§ **REQUIRED TASK**: In the entries below, identify every line with the string "个体工商户" and copy it.

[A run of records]
━━━━━━━━
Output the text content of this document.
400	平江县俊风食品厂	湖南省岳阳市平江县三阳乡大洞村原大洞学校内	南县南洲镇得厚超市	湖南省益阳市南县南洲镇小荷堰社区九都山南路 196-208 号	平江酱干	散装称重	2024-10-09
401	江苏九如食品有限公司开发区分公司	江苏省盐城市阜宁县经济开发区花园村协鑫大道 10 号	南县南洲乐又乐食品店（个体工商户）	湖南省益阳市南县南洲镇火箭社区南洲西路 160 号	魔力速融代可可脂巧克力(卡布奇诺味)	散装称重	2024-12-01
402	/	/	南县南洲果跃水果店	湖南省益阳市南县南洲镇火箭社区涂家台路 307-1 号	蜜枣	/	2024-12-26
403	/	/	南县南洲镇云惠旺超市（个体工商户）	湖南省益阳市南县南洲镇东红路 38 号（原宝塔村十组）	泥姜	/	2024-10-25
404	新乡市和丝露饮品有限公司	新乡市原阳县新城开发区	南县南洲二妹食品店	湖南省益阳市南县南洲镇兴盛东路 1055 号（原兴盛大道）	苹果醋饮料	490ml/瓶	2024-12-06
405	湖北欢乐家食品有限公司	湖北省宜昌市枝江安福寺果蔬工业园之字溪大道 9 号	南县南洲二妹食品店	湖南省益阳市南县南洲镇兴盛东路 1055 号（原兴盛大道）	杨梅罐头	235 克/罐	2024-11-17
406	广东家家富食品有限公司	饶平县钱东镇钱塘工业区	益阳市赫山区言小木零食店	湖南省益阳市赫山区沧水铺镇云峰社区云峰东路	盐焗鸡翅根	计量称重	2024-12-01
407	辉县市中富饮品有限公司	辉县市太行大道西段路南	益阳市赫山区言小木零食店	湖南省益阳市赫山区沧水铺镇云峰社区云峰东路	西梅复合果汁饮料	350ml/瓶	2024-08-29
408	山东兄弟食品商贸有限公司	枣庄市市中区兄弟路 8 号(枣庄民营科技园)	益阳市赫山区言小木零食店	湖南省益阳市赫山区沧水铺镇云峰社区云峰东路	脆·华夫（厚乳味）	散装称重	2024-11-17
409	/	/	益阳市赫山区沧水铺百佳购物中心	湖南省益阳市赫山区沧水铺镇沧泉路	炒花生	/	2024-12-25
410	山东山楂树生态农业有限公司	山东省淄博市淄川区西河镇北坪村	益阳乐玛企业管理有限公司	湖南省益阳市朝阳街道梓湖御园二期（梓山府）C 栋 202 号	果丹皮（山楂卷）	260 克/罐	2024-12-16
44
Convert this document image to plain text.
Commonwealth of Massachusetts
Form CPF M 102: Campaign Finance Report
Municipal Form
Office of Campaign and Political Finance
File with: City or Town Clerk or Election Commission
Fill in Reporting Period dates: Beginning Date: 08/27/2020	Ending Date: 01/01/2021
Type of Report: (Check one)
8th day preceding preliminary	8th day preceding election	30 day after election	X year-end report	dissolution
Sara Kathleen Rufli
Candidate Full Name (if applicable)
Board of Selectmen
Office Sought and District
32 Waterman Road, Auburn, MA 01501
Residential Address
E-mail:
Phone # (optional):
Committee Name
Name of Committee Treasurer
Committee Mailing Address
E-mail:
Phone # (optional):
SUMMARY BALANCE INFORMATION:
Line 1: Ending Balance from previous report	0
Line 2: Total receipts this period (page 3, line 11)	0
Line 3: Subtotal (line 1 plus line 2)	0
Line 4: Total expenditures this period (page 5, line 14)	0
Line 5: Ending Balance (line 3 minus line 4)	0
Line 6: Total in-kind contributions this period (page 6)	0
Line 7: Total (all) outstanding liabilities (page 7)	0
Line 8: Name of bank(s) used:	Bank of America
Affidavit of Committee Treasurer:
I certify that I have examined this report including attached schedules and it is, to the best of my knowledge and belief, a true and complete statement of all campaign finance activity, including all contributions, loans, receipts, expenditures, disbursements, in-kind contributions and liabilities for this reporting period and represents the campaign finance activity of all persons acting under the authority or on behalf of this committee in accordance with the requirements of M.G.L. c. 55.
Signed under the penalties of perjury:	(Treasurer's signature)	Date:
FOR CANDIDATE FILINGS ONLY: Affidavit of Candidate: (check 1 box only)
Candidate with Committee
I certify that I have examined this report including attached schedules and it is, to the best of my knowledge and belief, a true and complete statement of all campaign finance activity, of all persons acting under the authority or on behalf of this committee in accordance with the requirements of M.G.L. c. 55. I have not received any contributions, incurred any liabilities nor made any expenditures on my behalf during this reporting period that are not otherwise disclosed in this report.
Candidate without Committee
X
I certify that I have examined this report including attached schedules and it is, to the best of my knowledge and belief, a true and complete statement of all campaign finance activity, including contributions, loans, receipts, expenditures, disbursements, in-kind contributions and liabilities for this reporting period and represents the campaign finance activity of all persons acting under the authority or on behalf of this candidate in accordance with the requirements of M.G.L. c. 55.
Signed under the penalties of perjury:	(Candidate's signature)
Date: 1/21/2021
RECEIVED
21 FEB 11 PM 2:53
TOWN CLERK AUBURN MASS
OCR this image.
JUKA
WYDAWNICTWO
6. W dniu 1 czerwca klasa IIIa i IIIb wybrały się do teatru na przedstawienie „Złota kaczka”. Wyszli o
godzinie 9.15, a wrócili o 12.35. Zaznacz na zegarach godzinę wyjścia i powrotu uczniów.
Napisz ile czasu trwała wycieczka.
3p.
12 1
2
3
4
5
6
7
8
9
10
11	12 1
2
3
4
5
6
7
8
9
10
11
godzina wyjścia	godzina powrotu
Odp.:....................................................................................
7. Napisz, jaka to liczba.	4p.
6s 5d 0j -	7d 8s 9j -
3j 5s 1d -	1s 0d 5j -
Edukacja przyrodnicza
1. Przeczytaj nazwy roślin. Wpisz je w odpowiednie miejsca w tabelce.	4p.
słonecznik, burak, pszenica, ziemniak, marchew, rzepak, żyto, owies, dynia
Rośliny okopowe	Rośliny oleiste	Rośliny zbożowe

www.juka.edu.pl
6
━━━━━━━━
§ **COMPLETE OUTPUT**:
401	江苏九如食品有限公司开发区分公司	江苏省盐城市阜宁县经济开发区花园村协鑫大道 10 号	南县南洲乐又乐食品店（个体工商户）	湖南省益阳市南县南洲镇火箭社区南洲西路 160 号	魔力速融代可可脂巧克力(卡布奇诺味)	散装称重	2024-12-01
403	/	/	南县南洲镇云惠旺超市（个体工商户）	湖南省益阳市南县南洲镇东红路 38 号（原宝塔村十组）	泥姜	/	2024-10-25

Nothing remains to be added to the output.